WRITTEN TASK
Copy out all lines with the word "JSON" in them.

[Data records]

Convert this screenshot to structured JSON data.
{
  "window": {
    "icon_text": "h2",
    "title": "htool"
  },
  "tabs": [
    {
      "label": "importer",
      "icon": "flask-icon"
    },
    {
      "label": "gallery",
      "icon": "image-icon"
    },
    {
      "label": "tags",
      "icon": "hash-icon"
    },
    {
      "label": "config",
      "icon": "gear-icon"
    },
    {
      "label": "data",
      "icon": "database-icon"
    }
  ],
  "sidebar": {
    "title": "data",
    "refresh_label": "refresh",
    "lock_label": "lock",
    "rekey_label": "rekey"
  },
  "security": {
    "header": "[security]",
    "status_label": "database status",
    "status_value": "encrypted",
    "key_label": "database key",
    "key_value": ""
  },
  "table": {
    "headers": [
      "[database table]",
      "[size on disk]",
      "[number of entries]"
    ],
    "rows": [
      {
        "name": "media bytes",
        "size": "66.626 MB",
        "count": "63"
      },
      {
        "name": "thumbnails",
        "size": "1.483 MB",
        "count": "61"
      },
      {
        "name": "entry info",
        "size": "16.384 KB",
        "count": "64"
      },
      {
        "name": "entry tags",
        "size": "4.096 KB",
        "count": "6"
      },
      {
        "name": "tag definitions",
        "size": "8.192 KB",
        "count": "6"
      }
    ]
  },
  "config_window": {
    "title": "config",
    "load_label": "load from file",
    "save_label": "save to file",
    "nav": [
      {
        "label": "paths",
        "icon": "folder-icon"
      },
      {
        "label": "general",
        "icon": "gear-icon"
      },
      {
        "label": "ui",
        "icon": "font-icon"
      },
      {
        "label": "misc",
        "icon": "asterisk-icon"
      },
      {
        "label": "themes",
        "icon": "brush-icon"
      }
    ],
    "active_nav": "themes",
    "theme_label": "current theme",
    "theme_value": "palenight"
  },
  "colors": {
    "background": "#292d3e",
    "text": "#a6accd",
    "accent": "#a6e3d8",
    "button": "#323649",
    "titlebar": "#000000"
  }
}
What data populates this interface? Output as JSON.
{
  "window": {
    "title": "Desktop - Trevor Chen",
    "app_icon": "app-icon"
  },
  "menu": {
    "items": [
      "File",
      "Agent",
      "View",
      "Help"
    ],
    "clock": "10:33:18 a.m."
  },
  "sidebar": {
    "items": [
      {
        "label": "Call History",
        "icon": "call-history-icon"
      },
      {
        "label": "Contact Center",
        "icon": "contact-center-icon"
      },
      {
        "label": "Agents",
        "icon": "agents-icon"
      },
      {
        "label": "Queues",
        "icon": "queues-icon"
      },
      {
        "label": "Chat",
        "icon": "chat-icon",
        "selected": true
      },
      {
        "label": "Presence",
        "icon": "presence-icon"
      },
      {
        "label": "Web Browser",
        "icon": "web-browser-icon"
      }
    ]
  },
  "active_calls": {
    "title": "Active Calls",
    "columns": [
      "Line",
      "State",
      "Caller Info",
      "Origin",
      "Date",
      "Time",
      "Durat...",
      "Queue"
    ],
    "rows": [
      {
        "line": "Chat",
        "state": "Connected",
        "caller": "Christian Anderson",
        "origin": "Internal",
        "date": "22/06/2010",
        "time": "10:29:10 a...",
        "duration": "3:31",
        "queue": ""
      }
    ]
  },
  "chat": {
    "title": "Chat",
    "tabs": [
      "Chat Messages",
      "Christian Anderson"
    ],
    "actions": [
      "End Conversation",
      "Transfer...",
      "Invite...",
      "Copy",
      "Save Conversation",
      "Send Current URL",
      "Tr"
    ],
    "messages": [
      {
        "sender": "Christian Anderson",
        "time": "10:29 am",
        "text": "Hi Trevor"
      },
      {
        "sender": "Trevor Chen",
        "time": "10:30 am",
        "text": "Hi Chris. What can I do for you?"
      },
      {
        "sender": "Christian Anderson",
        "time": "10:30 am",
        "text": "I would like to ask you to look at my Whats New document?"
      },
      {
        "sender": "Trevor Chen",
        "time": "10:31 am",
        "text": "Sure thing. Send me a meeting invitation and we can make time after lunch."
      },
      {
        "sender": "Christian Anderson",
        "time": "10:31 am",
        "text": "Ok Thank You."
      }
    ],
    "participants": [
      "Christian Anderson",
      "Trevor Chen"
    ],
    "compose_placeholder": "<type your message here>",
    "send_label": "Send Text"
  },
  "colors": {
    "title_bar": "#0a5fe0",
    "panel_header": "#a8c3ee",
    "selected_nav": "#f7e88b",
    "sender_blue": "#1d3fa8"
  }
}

REPLY
Convert this screenshot to structured JSON data.
What data populates this interface? Output as JSON.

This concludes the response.